* TASK INSTRUCTIONS
In full and without alteration, repeat the material.
=-=-=
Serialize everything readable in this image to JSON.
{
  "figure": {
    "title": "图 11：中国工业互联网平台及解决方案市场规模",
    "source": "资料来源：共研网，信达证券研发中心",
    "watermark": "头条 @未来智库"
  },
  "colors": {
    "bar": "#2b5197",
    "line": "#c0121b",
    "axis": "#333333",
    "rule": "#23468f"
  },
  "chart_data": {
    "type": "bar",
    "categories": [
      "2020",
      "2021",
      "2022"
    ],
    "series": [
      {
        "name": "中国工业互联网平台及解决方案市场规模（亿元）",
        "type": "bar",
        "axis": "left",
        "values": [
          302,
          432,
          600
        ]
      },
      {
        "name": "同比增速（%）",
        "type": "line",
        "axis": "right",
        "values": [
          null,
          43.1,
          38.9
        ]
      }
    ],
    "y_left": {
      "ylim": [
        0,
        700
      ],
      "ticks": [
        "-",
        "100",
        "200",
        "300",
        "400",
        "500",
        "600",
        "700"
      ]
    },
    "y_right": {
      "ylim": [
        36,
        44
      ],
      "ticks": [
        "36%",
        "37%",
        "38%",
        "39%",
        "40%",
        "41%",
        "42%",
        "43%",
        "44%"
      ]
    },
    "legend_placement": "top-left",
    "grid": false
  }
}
=-=-=
* TASK RESULT
Serialize everything readable in this image to JSON.
{
  "figure": {
    "title": "图 11：中国工业互联网平台及解决方案市场规模",
    "source": "资料来源：共研网，信达证券研发中心",
    "watermark": "头条 @未来智库"
  },
  "colors": {
    "bar": "#2b5197",
    "line": "#c0121b",
    "axis": "#333333",
    "rule": "#23468f"
  },
  "chart_data": {
    "type": "bar",
    "categories": [
      "2020",
      "2021",
      "2022"
    ],
    "series": [
      {
        "name": "中国工业互联网平台及解决方案市场规模（亿元）",
        "type": "bar",
        "axis": "left",
        "values": [
          302,
          432,
          600
        ]
      },
      {
        "name": "同比增速（%）",
        "type": "line",
        "axis": "right",
        "values": [
          null,
          43.1,
          38.9
        ]
      }
    ],
    "y_left": {
      "ylim": [
        0,
        700
      ],
      "ticks": [
        "-",
        "100",
        "200",
        "300",
        "400",
        "500",
        "600",
        "700"
      ]
    },
    "y_right": {
      "ylim": [
        36,
        44
      ],
      "ticks": [
        "36%",
        "37%",
        "38%",
        "39%",
        "40%",
        "41%",
        "42%",
        "43%",
        "44%"
      ]
    },
    "legend_placement": "top-left",
    "grid": false
  }
}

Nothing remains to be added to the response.